> _Material provided_
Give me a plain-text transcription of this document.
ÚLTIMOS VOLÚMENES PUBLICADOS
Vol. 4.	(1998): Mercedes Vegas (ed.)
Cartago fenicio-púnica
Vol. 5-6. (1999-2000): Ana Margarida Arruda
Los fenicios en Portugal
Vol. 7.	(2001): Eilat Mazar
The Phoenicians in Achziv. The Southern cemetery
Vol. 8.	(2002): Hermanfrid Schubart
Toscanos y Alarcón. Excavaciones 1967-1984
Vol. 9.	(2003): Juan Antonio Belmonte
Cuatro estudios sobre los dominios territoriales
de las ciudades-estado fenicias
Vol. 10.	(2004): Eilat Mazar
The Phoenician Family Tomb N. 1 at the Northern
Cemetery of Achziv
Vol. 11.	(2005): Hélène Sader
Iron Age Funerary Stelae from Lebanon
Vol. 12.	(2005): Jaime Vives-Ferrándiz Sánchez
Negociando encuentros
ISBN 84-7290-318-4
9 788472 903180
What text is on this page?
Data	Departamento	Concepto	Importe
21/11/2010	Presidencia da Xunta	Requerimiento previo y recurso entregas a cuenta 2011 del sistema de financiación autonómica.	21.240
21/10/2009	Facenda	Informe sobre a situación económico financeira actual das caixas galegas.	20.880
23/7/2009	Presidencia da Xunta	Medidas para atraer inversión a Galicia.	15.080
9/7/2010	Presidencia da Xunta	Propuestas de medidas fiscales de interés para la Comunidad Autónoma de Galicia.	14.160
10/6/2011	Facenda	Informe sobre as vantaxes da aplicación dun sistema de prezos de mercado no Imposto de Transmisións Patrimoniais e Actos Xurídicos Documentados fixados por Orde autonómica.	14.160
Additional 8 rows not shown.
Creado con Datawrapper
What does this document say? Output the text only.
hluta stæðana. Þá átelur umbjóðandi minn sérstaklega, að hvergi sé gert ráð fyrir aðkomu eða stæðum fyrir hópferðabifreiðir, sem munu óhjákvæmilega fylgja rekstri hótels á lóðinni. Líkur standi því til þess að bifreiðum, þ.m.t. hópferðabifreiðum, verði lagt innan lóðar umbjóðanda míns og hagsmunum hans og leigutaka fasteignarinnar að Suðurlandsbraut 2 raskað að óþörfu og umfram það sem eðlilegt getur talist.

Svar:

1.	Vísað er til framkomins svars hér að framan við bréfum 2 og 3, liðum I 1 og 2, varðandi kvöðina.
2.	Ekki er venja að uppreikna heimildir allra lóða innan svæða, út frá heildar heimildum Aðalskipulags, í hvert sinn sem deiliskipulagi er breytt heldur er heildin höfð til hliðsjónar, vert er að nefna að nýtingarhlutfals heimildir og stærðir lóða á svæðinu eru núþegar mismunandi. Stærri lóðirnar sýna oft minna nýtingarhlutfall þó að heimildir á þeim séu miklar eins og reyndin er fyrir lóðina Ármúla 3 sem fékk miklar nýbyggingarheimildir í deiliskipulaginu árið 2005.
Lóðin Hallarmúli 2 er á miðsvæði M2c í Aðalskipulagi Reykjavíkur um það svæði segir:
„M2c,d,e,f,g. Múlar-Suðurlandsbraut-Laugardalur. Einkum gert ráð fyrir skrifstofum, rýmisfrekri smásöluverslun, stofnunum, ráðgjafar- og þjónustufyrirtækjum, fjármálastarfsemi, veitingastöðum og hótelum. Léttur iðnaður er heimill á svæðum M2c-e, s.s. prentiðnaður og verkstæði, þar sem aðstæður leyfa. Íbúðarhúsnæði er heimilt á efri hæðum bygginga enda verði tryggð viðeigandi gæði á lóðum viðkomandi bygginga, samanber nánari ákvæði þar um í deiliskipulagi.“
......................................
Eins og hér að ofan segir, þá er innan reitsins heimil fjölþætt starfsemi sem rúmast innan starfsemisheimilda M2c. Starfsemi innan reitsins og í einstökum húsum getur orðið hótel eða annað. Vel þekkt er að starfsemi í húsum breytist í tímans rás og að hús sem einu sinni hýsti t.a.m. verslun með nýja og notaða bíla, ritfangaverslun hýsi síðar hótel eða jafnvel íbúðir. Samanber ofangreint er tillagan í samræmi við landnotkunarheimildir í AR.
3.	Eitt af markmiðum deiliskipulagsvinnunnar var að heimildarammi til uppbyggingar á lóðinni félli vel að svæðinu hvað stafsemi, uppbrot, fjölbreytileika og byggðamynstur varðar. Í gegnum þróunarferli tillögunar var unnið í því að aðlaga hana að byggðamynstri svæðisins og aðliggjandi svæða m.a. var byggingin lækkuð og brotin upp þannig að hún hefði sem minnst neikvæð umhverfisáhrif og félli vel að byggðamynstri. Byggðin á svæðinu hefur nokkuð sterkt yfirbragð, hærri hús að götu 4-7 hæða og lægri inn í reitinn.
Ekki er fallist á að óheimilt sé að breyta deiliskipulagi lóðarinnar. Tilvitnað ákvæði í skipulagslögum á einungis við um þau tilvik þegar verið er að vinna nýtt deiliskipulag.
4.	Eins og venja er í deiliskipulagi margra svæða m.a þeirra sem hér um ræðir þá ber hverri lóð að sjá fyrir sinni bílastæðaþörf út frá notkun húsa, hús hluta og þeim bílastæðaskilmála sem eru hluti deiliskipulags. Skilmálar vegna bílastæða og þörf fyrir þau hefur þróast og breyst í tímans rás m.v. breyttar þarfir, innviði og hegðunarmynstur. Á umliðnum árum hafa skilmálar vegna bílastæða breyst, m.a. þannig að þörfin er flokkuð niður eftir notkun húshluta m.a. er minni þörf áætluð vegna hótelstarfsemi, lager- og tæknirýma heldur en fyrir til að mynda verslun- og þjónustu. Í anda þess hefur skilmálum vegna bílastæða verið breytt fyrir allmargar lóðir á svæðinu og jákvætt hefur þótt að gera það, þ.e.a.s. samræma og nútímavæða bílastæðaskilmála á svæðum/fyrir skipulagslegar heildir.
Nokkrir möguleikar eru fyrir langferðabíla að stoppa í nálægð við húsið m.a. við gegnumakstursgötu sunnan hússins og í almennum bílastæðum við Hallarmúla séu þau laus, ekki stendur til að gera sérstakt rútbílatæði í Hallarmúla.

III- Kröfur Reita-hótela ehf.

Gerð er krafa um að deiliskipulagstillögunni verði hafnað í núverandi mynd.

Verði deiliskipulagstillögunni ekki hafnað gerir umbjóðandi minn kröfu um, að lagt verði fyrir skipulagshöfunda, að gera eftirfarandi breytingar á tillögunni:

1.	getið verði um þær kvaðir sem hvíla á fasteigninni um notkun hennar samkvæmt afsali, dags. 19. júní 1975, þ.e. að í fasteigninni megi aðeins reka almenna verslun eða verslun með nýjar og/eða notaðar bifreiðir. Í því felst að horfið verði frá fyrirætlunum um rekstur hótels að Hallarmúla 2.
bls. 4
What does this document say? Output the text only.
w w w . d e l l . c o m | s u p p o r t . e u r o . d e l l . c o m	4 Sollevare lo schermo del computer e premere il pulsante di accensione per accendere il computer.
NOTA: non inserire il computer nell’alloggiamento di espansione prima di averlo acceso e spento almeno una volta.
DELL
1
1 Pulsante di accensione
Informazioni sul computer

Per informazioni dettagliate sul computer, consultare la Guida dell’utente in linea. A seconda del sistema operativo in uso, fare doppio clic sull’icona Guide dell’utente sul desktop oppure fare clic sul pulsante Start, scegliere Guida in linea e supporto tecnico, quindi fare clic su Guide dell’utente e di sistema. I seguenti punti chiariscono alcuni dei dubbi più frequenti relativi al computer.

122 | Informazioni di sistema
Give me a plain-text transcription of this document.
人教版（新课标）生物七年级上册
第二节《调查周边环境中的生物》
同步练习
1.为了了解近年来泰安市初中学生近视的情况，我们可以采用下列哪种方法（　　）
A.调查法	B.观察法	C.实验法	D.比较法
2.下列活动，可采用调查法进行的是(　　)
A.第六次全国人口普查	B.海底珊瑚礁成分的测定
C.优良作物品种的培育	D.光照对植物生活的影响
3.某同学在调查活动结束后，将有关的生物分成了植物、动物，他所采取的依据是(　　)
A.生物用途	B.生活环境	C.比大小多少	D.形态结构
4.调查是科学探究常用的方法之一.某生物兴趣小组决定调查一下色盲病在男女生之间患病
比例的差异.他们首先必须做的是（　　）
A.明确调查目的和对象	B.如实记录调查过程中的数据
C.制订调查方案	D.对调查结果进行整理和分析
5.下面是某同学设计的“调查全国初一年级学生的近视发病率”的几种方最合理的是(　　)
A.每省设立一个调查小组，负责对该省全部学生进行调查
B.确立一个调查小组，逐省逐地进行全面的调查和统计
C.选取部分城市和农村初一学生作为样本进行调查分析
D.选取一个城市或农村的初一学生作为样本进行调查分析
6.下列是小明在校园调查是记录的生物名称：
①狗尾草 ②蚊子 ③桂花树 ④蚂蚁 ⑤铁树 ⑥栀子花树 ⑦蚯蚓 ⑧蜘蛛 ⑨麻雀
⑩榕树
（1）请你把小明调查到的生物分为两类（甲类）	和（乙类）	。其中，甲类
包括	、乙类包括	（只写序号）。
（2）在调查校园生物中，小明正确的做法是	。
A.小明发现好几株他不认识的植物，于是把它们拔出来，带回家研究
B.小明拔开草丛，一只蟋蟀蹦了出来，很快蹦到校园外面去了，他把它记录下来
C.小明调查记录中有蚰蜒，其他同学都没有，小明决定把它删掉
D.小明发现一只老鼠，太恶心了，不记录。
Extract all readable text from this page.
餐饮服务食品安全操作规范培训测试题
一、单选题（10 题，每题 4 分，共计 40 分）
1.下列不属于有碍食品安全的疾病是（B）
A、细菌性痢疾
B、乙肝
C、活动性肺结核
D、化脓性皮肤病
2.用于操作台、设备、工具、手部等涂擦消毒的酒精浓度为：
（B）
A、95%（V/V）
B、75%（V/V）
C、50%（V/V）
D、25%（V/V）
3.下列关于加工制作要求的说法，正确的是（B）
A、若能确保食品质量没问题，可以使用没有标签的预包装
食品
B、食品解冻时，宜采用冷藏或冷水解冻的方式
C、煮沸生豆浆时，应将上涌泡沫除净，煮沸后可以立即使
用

> _Short problem_
Count each line of the data where the word "Hallarmúla" appears, then reply with the total only.

> _Problem solution_
2